::: EXERCISE MATERIALS :::

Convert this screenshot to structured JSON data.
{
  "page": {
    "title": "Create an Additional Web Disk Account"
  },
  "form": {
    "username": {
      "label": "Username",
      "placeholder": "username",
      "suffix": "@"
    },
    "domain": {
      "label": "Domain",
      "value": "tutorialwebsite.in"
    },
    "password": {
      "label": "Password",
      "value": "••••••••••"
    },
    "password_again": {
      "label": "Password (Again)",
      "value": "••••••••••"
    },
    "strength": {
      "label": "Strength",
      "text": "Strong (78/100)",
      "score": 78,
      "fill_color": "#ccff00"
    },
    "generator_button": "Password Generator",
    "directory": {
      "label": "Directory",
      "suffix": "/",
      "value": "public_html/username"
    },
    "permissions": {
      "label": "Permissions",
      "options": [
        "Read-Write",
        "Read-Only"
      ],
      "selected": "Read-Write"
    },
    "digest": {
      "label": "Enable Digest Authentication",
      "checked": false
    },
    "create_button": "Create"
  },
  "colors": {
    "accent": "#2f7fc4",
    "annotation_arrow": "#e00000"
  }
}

:::

> PROBLEM DETAILS: Give the material above again, word for word.

> EXERCISE RESULT:
Convert this screenshot to structured JSON data.
{
  "page": {
    "title": "Create an Additional Web Disk Account"
  },
  "form": {
    "username": {
      "label": "Username",
      "placeholder": "username",
      "suffix": "@"
    },
    "domain": {
      "label": "Domain",
      "value": "tutorialwebsite.in"
    },
    "password": {
      "label": "Password",
      "value": "••••••••••"
    },
    "password_again": {
      "label": "Password (Again)",
      "value": "••••••••••"
    },
    "strength": {
      "label": "Strength",
      "text": "Strong (78/100)",
      "score": 78,
      "fill_color": "#ccff00"
    },
    "generator_button": "Password Generator",
    "directory": {
      "label": "Directory",
      "suffix": "/",
      "value": "public_html/username"
    },
    "permissions": {
      "label": "Permissions",
      "options": [
        "Read-Write",
        "Read-Only"
      ],
      "selected": "Read-Write"
    },
    "digest": {
      "label": "Enable Digest Authentication",
      "checked": false
    },
    "create_button": "Create"
  },
  "colors": {
    "accent": "#2f7fc4",
    "annotation_arrow": "#e00000"
  }
}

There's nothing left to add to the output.